- Given information -
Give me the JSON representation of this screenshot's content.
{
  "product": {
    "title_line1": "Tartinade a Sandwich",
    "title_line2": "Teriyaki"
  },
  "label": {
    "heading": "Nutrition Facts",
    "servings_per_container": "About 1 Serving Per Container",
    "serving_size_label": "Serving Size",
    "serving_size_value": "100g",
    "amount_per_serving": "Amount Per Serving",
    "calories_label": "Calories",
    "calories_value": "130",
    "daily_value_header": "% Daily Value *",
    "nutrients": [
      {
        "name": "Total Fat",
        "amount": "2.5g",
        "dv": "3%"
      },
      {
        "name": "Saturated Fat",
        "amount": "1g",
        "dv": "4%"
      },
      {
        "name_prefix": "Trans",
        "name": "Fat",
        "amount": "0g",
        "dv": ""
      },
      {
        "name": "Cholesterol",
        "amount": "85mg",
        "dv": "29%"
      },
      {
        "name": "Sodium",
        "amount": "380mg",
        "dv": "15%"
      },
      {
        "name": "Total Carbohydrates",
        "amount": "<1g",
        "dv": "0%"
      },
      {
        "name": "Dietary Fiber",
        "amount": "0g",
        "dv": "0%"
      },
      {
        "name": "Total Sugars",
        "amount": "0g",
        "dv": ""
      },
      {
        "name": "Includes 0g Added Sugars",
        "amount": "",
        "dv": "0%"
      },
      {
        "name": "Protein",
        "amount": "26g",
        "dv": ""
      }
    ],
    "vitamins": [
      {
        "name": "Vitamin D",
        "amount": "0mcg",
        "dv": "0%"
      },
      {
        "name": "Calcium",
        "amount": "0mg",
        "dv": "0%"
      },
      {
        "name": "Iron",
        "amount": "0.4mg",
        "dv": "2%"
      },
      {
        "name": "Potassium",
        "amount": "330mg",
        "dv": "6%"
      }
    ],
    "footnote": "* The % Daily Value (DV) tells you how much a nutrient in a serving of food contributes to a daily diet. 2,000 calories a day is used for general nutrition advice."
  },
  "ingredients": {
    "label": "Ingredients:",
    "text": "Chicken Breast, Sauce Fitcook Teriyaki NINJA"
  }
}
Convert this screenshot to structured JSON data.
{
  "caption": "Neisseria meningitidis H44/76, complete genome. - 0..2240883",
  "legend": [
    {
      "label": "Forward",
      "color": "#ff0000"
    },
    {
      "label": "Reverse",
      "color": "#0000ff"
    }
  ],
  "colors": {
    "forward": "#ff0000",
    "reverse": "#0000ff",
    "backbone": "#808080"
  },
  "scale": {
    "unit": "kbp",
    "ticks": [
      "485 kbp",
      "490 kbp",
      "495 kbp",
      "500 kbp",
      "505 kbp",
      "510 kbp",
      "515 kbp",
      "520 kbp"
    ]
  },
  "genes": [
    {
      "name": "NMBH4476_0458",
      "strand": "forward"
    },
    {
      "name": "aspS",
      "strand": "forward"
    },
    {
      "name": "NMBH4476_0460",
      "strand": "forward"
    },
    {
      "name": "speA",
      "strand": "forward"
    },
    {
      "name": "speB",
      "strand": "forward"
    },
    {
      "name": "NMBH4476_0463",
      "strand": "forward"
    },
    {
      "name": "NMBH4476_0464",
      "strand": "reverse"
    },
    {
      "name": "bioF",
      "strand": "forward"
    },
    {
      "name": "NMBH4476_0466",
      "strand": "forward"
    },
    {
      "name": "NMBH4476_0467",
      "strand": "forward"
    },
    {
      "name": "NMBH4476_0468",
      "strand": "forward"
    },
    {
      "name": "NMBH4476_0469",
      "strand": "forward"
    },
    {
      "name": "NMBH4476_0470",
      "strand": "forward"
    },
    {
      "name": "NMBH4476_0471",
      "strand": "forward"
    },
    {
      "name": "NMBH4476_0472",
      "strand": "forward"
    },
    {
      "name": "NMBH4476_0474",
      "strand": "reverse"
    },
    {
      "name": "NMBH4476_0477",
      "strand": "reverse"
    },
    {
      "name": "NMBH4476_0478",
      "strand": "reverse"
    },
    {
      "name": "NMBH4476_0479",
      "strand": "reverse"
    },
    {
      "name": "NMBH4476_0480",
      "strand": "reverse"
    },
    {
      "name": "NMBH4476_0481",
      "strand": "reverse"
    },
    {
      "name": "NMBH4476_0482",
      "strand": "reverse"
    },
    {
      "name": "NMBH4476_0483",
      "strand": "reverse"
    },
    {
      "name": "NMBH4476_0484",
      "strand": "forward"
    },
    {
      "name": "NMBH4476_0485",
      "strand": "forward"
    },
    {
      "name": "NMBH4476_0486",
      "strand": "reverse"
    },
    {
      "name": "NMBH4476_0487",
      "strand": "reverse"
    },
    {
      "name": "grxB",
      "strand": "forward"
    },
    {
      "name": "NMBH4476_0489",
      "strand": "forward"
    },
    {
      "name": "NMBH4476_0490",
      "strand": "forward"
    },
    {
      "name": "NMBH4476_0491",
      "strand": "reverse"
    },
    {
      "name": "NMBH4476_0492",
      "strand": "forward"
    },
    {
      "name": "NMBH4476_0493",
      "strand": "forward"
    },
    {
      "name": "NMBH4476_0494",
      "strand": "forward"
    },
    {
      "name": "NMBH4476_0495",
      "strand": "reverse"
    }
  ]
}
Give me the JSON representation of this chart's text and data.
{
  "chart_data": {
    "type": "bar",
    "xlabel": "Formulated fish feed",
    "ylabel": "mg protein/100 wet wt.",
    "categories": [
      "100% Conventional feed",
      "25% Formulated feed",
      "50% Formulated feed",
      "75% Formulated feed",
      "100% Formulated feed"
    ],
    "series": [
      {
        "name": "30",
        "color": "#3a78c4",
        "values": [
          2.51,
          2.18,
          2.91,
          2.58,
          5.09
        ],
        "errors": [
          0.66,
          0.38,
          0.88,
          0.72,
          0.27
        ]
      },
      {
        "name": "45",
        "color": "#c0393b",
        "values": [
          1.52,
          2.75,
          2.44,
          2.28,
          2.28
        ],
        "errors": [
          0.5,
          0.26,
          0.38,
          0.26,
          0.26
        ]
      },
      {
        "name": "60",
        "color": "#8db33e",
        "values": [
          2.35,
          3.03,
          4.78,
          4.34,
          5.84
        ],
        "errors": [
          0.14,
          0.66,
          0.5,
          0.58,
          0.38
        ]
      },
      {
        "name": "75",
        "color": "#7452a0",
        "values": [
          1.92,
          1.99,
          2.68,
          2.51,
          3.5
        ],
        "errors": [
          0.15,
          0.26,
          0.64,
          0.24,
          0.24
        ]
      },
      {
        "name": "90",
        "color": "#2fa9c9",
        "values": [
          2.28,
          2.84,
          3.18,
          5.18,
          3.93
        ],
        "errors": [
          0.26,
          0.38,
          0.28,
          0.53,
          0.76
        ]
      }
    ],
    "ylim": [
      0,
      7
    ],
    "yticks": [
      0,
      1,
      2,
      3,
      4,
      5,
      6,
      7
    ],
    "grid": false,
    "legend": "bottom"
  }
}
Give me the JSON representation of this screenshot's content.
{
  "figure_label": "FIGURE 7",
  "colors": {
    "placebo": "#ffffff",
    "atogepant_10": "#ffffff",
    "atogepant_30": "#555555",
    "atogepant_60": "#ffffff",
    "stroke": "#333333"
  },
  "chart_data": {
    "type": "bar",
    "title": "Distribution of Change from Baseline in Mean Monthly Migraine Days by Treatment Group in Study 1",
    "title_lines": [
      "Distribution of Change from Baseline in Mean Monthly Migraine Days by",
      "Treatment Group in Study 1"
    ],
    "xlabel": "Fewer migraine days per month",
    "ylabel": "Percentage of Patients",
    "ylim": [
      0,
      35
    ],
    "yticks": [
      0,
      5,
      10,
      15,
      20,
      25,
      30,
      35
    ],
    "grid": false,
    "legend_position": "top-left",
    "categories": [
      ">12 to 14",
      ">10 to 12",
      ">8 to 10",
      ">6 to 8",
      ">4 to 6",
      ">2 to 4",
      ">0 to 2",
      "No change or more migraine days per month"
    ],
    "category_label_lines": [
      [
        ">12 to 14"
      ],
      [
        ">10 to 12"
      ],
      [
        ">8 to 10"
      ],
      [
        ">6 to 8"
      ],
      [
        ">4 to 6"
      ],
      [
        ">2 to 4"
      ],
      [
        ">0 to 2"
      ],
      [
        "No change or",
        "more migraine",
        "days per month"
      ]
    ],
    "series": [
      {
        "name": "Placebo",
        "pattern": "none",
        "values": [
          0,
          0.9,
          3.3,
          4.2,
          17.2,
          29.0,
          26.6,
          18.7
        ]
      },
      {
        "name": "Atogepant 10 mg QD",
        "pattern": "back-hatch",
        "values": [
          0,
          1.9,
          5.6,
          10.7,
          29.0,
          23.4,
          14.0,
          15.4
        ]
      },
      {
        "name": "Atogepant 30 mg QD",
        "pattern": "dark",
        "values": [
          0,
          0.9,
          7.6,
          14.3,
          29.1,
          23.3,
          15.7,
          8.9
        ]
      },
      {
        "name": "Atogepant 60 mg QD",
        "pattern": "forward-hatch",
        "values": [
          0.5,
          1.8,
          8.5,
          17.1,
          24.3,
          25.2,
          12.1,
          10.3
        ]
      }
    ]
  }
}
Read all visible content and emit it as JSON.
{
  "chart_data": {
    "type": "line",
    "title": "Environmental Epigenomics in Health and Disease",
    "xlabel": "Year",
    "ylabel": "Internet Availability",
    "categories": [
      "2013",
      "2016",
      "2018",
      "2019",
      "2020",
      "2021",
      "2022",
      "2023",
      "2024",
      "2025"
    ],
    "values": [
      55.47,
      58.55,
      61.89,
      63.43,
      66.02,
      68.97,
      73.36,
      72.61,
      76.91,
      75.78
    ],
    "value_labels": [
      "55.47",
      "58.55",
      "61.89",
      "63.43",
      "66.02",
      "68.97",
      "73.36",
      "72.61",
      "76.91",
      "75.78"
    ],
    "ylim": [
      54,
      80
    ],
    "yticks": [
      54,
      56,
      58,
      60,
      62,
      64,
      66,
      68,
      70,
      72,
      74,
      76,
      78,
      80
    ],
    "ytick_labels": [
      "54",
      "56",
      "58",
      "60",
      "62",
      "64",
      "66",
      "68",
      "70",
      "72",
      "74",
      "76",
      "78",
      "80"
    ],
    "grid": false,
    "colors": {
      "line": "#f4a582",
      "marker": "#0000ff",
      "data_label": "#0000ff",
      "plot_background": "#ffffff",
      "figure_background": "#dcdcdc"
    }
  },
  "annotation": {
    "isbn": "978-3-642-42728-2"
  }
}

- Aim of the exercise -
I need the number of lines in the entries that include "Group"; please give that number and nothing else.

- Response area -
2